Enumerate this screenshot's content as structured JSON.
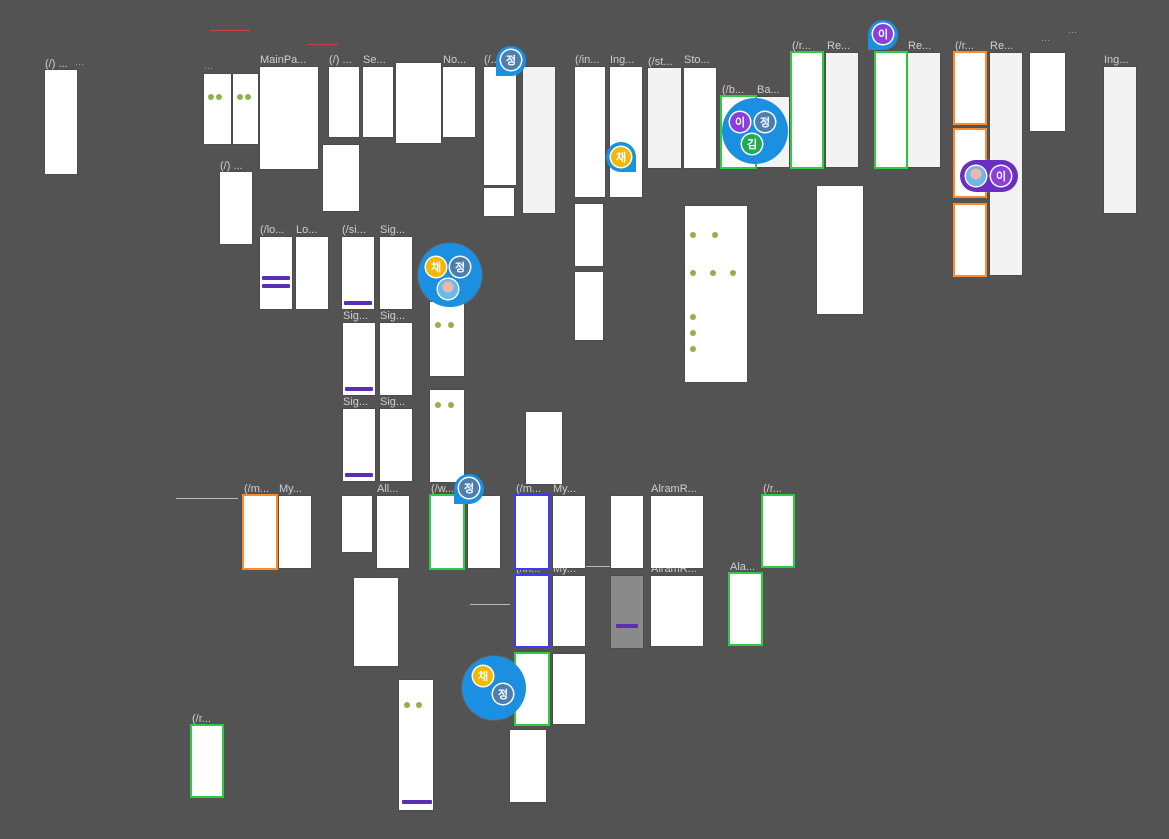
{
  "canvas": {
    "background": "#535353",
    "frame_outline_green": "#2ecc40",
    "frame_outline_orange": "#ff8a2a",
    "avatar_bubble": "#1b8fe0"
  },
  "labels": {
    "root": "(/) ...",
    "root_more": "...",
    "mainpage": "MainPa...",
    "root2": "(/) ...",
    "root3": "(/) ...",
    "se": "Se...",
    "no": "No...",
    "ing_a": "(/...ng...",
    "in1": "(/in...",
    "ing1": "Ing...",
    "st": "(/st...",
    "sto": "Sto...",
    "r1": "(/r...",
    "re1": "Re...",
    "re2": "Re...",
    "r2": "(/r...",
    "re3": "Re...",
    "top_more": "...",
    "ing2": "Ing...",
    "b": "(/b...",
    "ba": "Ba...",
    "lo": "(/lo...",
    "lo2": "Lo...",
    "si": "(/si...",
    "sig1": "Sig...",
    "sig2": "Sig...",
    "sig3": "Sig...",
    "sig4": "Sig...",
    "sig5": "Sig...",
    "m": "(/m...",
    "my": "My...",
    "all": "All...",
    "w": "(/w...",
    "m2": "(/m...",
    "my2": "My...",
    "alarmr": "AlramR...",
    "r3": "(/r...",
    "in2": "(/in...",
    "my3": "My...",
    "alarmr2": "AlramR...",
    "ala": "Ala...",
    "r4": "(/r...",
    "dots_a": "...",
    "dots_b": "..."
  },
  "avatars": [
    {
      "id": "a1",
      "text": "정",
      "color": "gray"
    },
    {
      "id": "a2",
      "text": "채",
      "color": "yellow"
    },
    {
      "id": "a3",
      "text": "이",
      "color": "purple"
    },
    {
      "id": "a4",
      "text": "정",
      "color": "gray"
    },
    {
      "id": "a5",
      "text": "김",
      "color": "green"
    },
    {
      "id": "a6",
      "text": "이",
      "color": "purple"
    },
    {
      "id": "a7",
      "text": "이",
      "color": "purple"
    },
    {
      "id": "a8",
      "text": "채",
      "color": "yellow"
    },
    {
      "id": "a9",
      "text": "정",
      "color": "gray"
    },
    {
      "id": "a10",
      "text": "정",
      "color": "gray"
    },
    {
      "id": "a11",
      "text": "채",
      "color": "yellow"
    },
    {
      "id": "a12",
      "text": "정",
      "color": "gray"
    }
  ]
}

────────────────

## Set problem
The records shown above are to be repeated exactly, with the pictures left out.

## Exercise answer
Enumerate this screenshot's content as structured JSON.
{
  "canvas": {
    "background": "#535353",
    "frame_outline_green": "#2ecc40",
    "frame_outline_orange": "#ff8a2a",
    "avatar_bubble": "#1b8fe0"
  },
  "labels": {
    "root": "(/) ...",
    "root_more": "...",
    "mainpage": "MainPa...",
    "root2": "(/) ...",
    "root3": "(/) ...",
    "se": "Se...",
    "no": "No...",
    "ing_a": "(/...ng...",
    "in1": "(/in...",
    "ing1": "Ing...",
    "st": "(/st...",
    "sto": "Sto...",
    "r1": "(/r...",
    "re1": "Re...",
    "re2": "Re...",
    "r2": "(/r...",
    "re3": "Re...",
    "top_more": "...",
    "ing2": "Ing...",
    "b": "(/b...",
    "ba": "Ba...",
    "lo": "(/lo...",
    "lo2": "Lo...",
    "si": "(/si...",
    "sig1": "Sig...",
    "sig2": "Sig...",
    "sig3": "Sig...",
    "sig4": "Sig...",
    "sig5": "Sig...",
    "m": "(/m...",
    "my": "My...",
    "all": "All...",
    "w": "(/w...",
    "m2": "(/m...",
    "my2": "My...",
    "alarmr": "AlramR...",
    "r3": "(/r...",
    "in2": "(/in...",
    "my3": "My...",
    "alarmr2": "AlramR...",
    "ala": "Ala...",
    "r4": "(/r...",
    "dots_a": "...",
    "dots_b": "..."
  },
  "avatars": [
    {
      "id": "a1",
      "text": "정",
      "color": "gray"
    },
    {
      "id": "a2",
      "text": "채",
      "color": "yellow"
    },
    {
      "id": "a3",
      "text": "이",
      "color": "purple"
    },
    {
      "id": "a4",
      "text": "정",
      "color": "gray"
    },
    {
      "id": "a5",
      "text": "김",
      "color": "green"
    },
    {
      "id": "a6",
      "text": "이",
      "color": "purple"
    },
    {
      "id": "a7",
      "text": "이",
      "color": "purple"
    },
    {
      "id": "a8",
      "text": "채",
      "color": "yellow"
    },
    {
      "id": "a9",
      "text": "정",
      "color": "gray"
    },
    {
      "id": "a10",
      "text": "정",
      "color": "gray"
    },
    {
      "id": "a11",
      "text": "채",
      "color": "yellow"
    },
    {
      "id": "a12",
      "text": "정",
      "color": "gray"
    }
  ]
}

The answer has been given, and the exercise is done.